(Figure dataset records)
————————

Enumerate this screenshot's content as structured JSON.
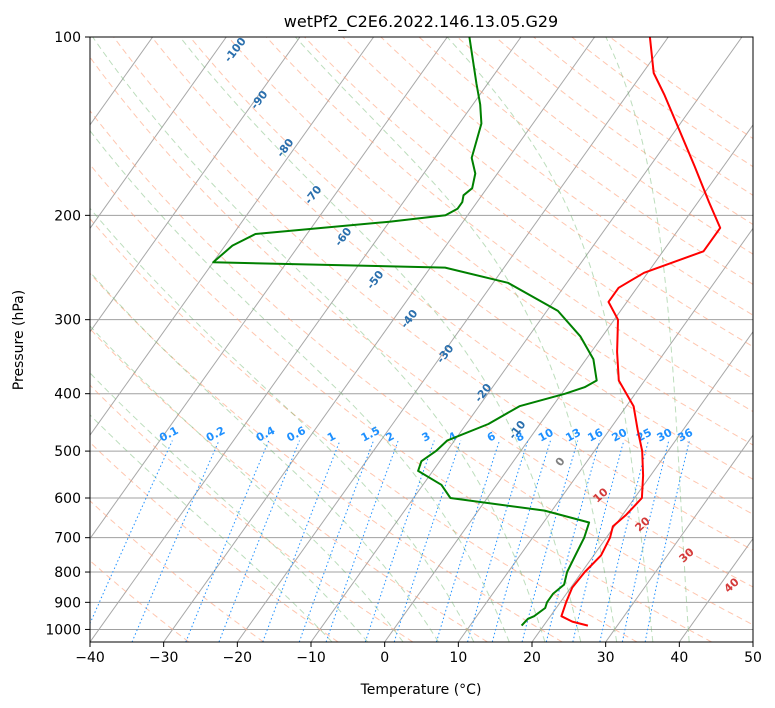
{
  "chart_data": {
    "type": "line",
    "title": "wetPf2_C2E6.2022.146.13.05.G29",
    "xlabel": "Temperature (°C)",
    "ylabel": "Pressure (hPa)",
    "xlim": [
      -40,
      50
    ],
    "ylim": [
      1050,
      100
    ],
    "x_ticks": [
      "−40",
      "−30",
      "−20",
      "−10",
      "0",
      "10",
      "20",
      "30",
      "40",
      "50"
    ],
    "y_ticks": [
      "100",
      "200",
      "300",
      "400",
      "500",
      "600",
      "700",
      "800",
      "900",
      "1000"
    ],
    "series": [
      {
        "name": "temperature",
        "color": "#ff0000",
        "points": [
          [
            26.0,
            985
          ],
          [
            23.5,
            970
          ],
          [
            21.5,
            950
          ],
          [
            20.8,
            900
          ],
          [
            20.2,
            850
          ],
          [
            20.4,
            800
          ],
          [
            21.0,
            750
          ],
          [
            20.5,
            700
          ],
          [
            19.8,
            670
          ],
          [
            20.5,
            640
          ],
          [
            21.0,
            600
          ],
          [
            19.0,
            550
          ],
          [
            16.5,
            500
          ],
          [
            13.8,
            460
          ],
          [
            11.0,
            420
          ],
          [
            6.5,
            380
          ],
          [
            3.5,
            340
          ],
          [
            0.5,
            300
          ],
          [
            -2.5,
            280
          ],
          [
            -2.5,
            265
          ],
          [
            -0.5,
            250
          ],
          [
            5.5,
            230
          ],
          [
            5.5,
            210
          ],
          [
            1.5,
            190
          ],
          [
            -4.0,
            165
          ],
          [
            -10.5,
            140
          ],
          [
            -15.0,
            125
          ],
          [
            -18.5,
            115
          ],
          [
            -22.5,
            100
          ]
        ]
      },
      {
        "name": "dewpoint",
        "color": "#008000",
        "points": [
          [
            17.0,
            985
          ],
          [
            17.2,
            960
          ],
          [
            17.8,
            950
          ],
          [
            18.5,
            920
          ],
          [
            18.2,
            900
          ],
          [
            18.2,
            870
          ],
          [
            18.8,
            840
          ],
          [
            18.0,
            800
          ],
          [
            17.5,
            750
          ],
          [
            17.0,
            700
          ],
          [
            16.2,
            660
          ],
          [
            9.0,
            630
          ],
          [
            -5.0,
            600
          ],
          [
            -7.5,
            570
          ],
          [
            -12.0,
            540
          ],
          [
            -12.5,
            520
          ],
          [
            -11.5,
            500
          ],
          [
            -11.0,
            480
          ],
          [
            -7.0,
            450
          ],
          [
            -4.5,
            420
          ],
          [
            0.5,
            400
          ],
          [
            2.5,
            390
          ],
          [
            3.5,
            380
          ],
          [
            1.0,
            350
          ],
          [
            -3.0,
            320
          ],
          [
            -8.5,
            290
          ],
          [
            -18.0,
            260
          ],
          [
            -28.0,
            245
          ],
          [
            -60.0,
            240
          ],
          [
            -59.0,
            225
          ],
          [
            -57.0,
            215
          ],
          [
            -40.0,
            205
          ],
          [
            -33.0,
            200
          ],
          [
            -32.0,
            195
          ],
          [
            -32.0,
            190
          ],
          [
            -32.5,
            185
          ],
          [
            -32.0,
            180
          ],
          [
            -33.0,
            170
          ],
          [
            -35.0,
            160
          ],
          [
            -37.0,
            140
          ],
          [
            -39.0,
            130
          ],
          [
            -41.5,
            120
          ],
          [
            -47.0,
            100
          ]
        ]
      }
    ],
    "mixing_ratio_labels": [
      "0.1",
      "0.2",
      "0.4",
      "0.6",
      "1",
      "1.5",
      "2",
      "3",
      "4",
      "6",
      "8",
      "10",
      "13",
      "16",
      "20",
      "25",
      "30",
      "36"
    ],
    "dry_adiabat_labels": [
      "-100",
      "-90",
      "-80",
      "-70",
      "-60",
      "-50",
      "-40",
      "-30",
      "-20",
      "-10",
      "0"
    ],
    "moist_adiabat_labels": [
      "10",
      "20",
      "30",
      "40"
    ]
  }
}
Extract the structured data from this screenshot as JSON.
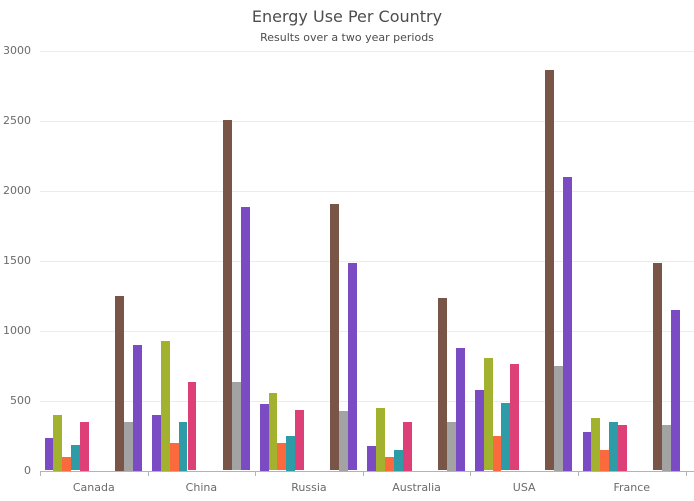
{
  "chart_data": {
    "type": "bar",
    "title": "Energy Use Per Country",
    "subtitle": "Results over a two year periods",
    "categories": [
      "Canada",
      "China",
      "Russia",
      "Australia",
      "USA",
      "France"
    ],
    "ylim": [
      0,
      3000
    ],
    "yticks": [
      0,
      500,
      1000,
      1500,
      2000,
      2500,
      3000
    ],
    "grid": true,
    "legend": "none",
    "colors": {
      "purple": "#7b4bc3",
      "olive": "#a2b22e",
      "orange": "#fa6a3c",
      "teal": "#2e9ca6",
      "pink": "#dc4076",
      "brown": "#795548",
      "gray": "#a3a3a3",
      "violet": "#7b4bc3"
    },
    "series": [
      {
        "name": "purple",
        "cluster": 1,
        "color": "#7b4bc3",
        "values": [
          230,
          400,
          475,
          175,
          575,
          275
        ]
      },
      {
        "name": "olive",
        "cluster": 1,
        "color": "#a2b22e",
        "values": [
          400,
          925,
          555,
          450,
          805,
          375
        ]
      },
      {
        "name": "orange",
        "cluster": 1,
        "color": "#fa6a3c",
        "values": [
          100,
          200,
          195,
          100,
          250,
          150
        ]
      },
      {
        "name": "teal",
        "cluster": 1,
        "color": "#2e9ca6",
        "values": [
          180,
          350,
          250,
          150,
          480,
          350
        ]
      },
      {
        "name": "pink",
        "cluster": 1,
        "color": "#dc4076",
        "values": [
          350,
          630,
          430,
          350,
          760,
          325
        ]
      },
      {
        "name": "brown",
        "cluster": 2,
        "color": "#795548",
        "values": [
          1250,
          2505,
          1905,
          1235,
          2860,
          1485
        ]
      },
      {
        "name": "gray",
        "cluster": 2,
        "color": "#a3a3a3",
        "values": [
          350,
          630,
          425,
          350,
          750,
          325
        ]
      },
      {
        "name": "violet",
        "cluster": 2,
        "color": "#7b4bc3",
        "values": [
          900,
          1880,
          1480,
          875,
          2100,
          1150
        ]
      }
    ]
  }
}
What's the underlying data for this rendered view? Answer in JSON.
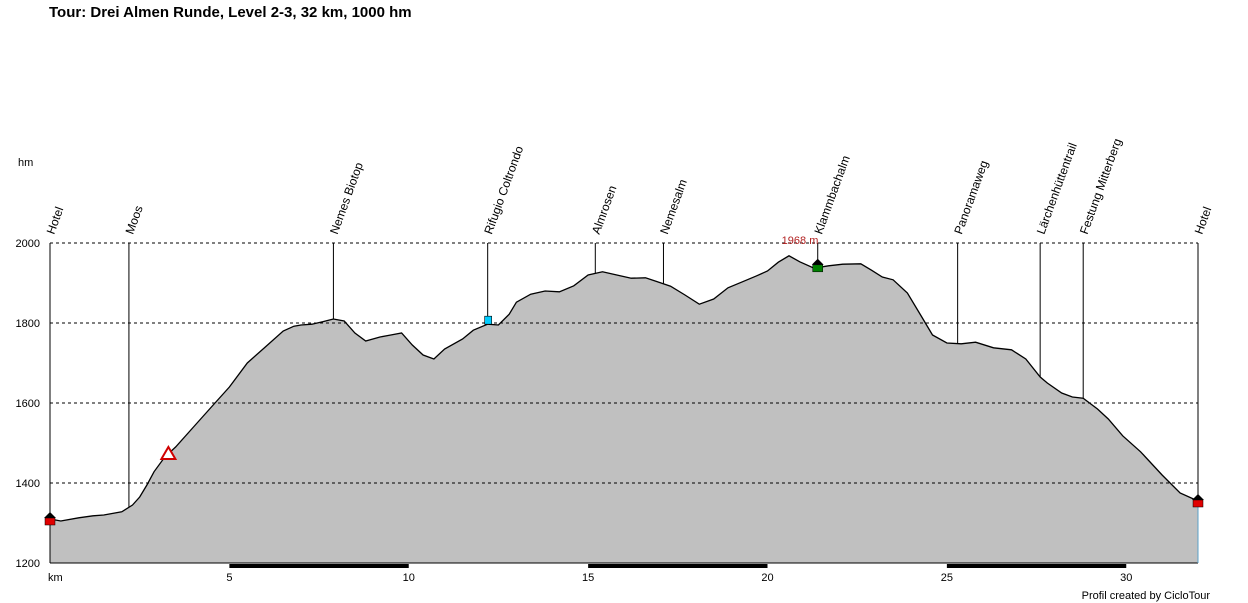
{
  "title": "Tour: Drei Almen Runde, Level 2-3, 32 km, 1000 hm",
  "credit": "Profil created by CicloTour",
  "chart_data": {
    "type": "area",
    "ylabel": "hm",
    "xlabel": "km",
    "xlim": [
      0,
      32
    ],
    "ylim": [
      1200,
      2000
    ],
    "x_ticks": [
      5,
      10,
      15,
      20,
      25,
      30
    ],
    "y_ticks": [
      1200,
      1400,
      1600,
      1800,
      2000
    ],
    "grid": true,
    "fill_color": "#c0c0c0",
    "peak_label": "1968 m",
    "peak": {
      "x": 20.6,
      "y": 1968
    },
    "series": [
      {
        "x": [
          0,
          0.3,
          0.8,
          1.2,
          1.5,
          2.0,
          2.3,
          2.5,
          2.7,
          2.9,
          3.2,
          3.5,
          4.0,
          4.5,
          5.0,
          5.5,
          6.0,
          6.5,
          6.8,
          7.0,
          7.3,
          7.6,
          7.9,
          8.2,
          8.5,
          8.8,
          9.2,
          9.5,
          9.8,
          10.1,
          10.4,
          10.7,
          11.0,
          11.5,
          11.8,
          12.2,
          12.5,
          12.8,
          13.0,
          13.4,
          13.8,
          14.2,
          14.6,
          15.0,
          15.4,
          15.8,
          16.2,
          16.6,
          16.9,
          17.3,
          17.7,
          18.1,
          18.5,
          18.9,
          19.3,
          19.7,
          20.0,
          20.3,
          20.6,
          20.9,
          21.3,
          21.7,
          22.1,
          22.6,
          22.9,
          23.2,
          23.5,
          23.9,
          24.3,
          24.6,
          25.0,
          25.4,
          25.8,
          26.3,
          26.8,
          27.2,
          27.6,
          27.8,
          28.2,
          28.5,
          28.8,
          29.2,
          29.5,
          29.9,
          30.4,
          31.0,
          31.5,
          32.0
        ],
        "y": [
          1310,
          1305,
          1313,
          1318,
          1320,
          1328,
          1345,
          1365,
          1395,
          1428,
          1465,
          1490,
          1540,
          1590,
          1640,
          1700,
          1740,
          1780,
          1792,
          1795,
          1797,
          1803,
          1810,
          1805,
          1775,
          1755,
          1765,
          1770,
          1775,
          1745,
          1720,
          1710,
          1735,
          1760,
          1782,
          1797,
          1795,
          1822,
          1852,
          1872,
          1880,
          1878,
          1893,
          1920,
          1928,
          1920,
          1912,
          1913,
          1904,
          1892,
          1870,
          1847,
          1860,
          1888,
          1903,
          1918,
          1930,
          1952,
          1968,
          1953,
          1937,
          1943,
          1947,
          1948,
          1932,
          1915,
          1908,
          1875,
          1815,
          1770,
          1750,
          1748,
          1752,
          1738,
          1733,
          1710,
          1665,
          1650,
          1625,
          1615,
          1612,
          1585,
          1560,
          1518,
          1478,
          1420,
          1375,
          1355
        ]
      }
    ],
    "waypoints": [
      {
        "km": 0.0,
        "label": "Hotel",
        "alt": 1310,
        "marker": "red-house"
      },
      {
        "km": 2.2,
        "label": "Moos",
        "alt": null,
        "marker": "none"
      },
      {
        "km": 3.3,
        "label": "",
        "alt": 1465,
        "marker": "warning-triangle"
      },
      {
        "km": 7.9,
        "label": "Nemes Biotop",
        "alt": null,
        "marker": "none"
      },
      {
        "km": 12.2,
        "label": "Rifugio Coltrondo",
        "alt": 1797,
        "marker": "cyan-mug"
      },
      {
        "km": 15.2,
        "label": "Almrosen",
        "alt": null,
        "marker": "none"
      },
      {
        "km": 17.1,
        "label": "Nemesalm",
        "alt": null,
        "marker": "none"
      },
      {
        "km": 21.4,
        "label": "Klammbachalm",
        "alt": 1943,
        "marker": "green-house"
      },
      {
        "km": 25.3,
        "label": "Panoramaweg",
        "alt": null,
        "marker": "none"
      },
      {
        "km": 27.6,
        "label": "Lärchenhüttentrail",
        "alt": null,
        "marker": "none"
      },
      {
        "km": 28.8,
        "label": "Festung Mitterberg",
        "alt": null,
        "marker": "none"
      },
      {
        "km": 32.0,
        "label": "Hotel",
        "alt": 1355,
        "marker": "red-house"
      }
    ]
  }
}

————————

**What is expected**
Scan the material and collect every line that contains "this".

**Answer in full**
Enumerate this screenshot's content as structured JSON.
Extract the structured data from this screenshot as JSON.
What's the underlying data for this rendered view? Answer in JSON.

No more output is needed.